→ **Set task**: Select from the records below every line that has the word "cultivé" in it.

^^^^^^^^

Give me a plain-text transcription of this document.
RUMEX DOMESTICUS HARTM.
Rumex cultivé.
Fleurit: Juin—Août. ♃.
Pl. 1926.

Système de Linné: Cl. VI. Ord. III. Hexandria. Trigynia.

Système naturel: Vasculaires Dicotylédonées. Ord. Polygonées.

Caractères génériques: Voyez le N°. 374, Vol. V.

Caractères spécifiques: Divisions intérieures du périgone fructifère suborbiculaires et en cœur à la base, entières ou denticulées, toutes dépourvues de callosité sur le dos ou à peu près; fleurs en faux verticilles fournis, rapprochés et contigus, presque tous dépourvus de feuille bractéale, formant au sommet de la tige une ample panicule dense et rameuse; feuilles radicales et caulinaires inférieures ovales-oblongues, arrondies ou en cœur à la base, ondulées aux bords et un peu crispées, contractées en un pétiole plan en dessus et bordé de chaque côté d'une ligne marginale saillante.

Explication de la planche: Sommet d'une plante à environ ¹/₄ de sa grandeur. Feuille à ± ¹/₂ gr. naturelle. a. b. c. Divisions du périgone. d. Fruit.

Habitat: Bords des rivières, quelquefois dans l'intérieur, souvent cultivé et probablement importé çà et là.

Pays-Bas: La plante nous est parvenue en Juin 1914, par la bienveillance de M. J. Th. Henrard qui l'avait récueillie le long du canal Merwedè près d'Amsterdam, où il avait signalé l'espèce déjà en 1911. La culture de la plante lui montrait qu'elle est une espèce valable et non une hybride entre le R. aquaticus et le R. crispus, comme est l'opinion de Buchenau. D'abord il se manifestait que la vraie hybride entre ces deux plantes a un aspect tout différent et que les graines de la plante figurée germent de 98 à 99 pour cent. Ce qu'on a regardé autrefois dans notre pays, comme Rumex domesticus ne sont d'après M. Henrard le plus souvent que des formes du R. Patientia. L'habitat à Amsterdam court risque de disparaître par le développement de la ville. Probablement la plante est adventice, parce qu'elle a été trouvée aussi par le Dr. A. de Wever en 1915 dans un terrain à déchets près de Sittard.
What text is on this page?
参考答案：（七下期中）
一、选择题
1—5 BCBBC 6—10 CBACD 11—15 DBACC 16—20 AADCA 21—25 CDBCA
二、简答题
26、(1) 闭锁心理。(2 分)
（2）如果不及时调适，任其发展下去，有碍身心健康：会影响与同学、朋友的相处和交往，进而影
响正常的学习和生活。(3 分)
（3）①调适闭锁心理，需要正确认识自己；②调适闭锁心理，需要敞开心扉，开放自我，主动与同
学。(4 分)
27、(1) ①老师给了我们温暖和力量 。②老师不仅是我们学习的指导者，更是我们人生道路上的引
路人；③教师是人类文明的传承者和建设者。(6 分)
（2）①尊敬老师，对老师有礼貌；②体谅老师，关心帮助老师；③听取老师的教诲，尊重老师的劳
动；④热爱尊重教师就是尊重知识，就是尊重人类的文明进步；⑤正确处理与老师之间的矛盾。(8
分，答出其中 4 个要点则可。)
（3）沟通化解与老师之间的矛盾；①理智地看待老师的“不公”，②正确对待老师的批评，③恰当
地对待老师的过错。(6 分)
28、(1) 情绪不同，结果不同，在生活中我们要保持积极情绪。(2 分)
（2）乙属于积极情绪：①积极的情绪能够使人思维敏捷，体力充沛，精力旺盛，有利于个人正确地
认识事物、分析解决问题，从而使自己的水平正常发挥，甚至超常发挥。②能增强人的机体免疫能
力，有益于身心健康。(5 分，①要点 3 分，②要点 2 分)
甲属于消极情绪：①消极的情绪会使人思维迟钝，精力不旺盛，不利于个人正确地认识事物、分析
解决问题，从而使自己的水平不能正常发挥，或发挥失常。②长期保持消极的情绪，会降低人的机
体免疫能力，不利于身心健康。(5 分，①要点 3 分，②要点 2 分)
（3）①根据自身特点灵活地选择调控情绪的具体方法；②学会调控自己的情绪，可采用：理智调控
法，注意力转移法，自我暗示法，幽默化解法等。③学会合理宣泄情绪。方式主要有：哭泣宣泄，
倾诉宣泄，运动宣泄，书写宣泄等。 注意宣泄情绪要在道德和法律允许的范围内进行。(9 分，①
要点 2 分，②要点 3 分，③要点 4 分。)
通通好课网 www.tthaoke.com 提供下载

^^^^^^^^

→ **Complete output**:
Rumex cultivé.
Habitat: Bords des rivières, quelquefois dans l'intérieur, souvent cultivé et probablement importé çà et là.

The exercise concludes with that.